# [YOUR INSTRUCTIONS]
Your copy of the material must match it exactly, except that pictures are dropped.

Data extracted from a collection
====================

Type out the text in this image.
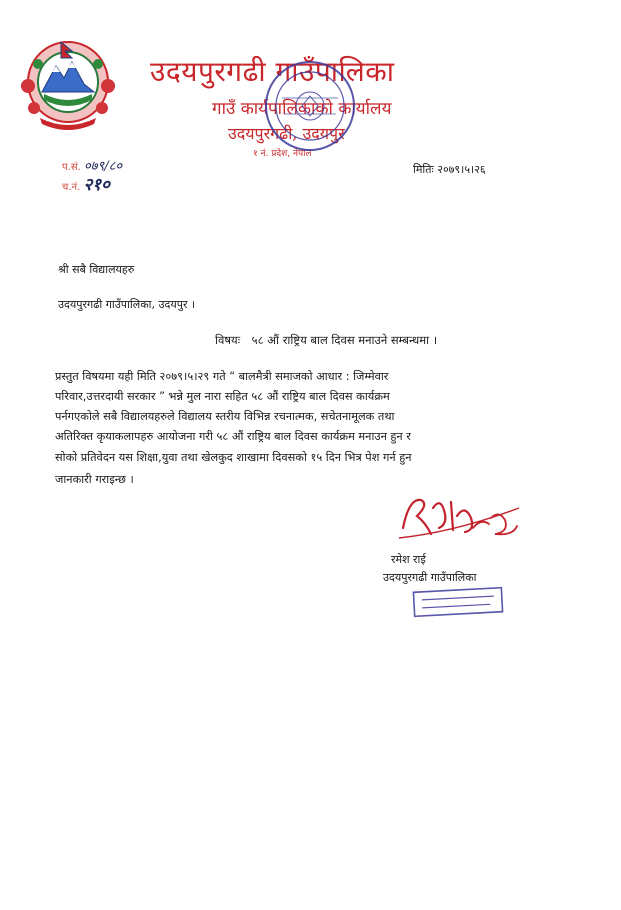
उदयपुरगढी गाउँपालिका
गाउँ कार्यपालिकाको कार्यालय
उदयपुरगढी, उदयपुर
१ नं. प्रदेश, नेपाल
प.सं. ०७९/८०
च.नं. २१०
मितिः २०७९।५।२६
श्री सबै विद्यालयहरु
उदयपुरगढी गाउँपालिका, उदयपुर ।
विषयः ५८ औं राष्ट्रिय बाल दिवस मनाउने सम्बन्धमा ।
प्रस्तुत विषयमा यही मिति २०७९।५।२९ गते “ बालमैत्री समाजको आधार : जिम्मेवार
परिवार,उत्तरदायी सरकार ” भन्ने मुल नारा सहित ५८ औं राष्ट्रिय बाल दिवस कार्यक्रम
पर्नगएकोले सबै विद्यालयहरुले विद्यालय स्तरीय विभिन्न रचनात्मक, सचेतनामूलक तथा
अतिरिक्त कृयाकलापहरु आयोजना गरी ५८ औं राष्ट्रिय बाल दिवस कार्यक्रम मनाउन हुन र
सोको प्रतिवेदन यस शिक्षा,युवा तथा खेलकुद शाखामा दिवसको १५ दिन भित्र पेश गर्न हुन
जानकारी गराइन्छ ।
रमेश राई
उदयपुरगढी गाउँपालिका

====================

# [FINAL RESULT]
Type out the text in this image.
उदयपुरगढी गाउँपालिका
गाउँ कार्यपालिकाको कार्यालय
उदयपुरगढी, उदयपुर
१ नं. प्रदेश, नेपाल
प.सं. ०७९/८०
च.नं. २१०
मितिः २०७९।५।२६
श्री सबै विद्यालयहरु
उदयपुरगढी गाउँपालिका, उदयपुर ।
विषयः ५८ औं राष्ट्रिय बाल दिवस मनाउने सम्बन्धमा ।
प्रस्तुत विषयमा यही मिति २०७९।५।२९ गते “ बालमैत्री समाजको आधार : जिम्मेवार
परिवार,उत्तरदायी सरकार ” भन्ने मुल नारा सहित ५८ औं राष्ट्रिय बाल दिवस कार्यक्रम
पर्नगएकोले सबै विद्यालयहरुले विद्यालय स्तरीय विभिन्न रचनात्मक, सचेतनामूलक तथा
अतिरिक्त कृयाकलापहरु आयोजना गरी ५८ औं राष्ट्रिय बाल दिवस कार्यक्रम मनाउन हुन र
सोको प्रतिवेदन यस शिक्षा,युवा तथा खेलकुद शाखामा दिवसको १५ दिन भित्र पेश गर्न हुन
जानकारी गराइन्छ ।
रमेश राई
उदयपुरगढी गाउँपालिका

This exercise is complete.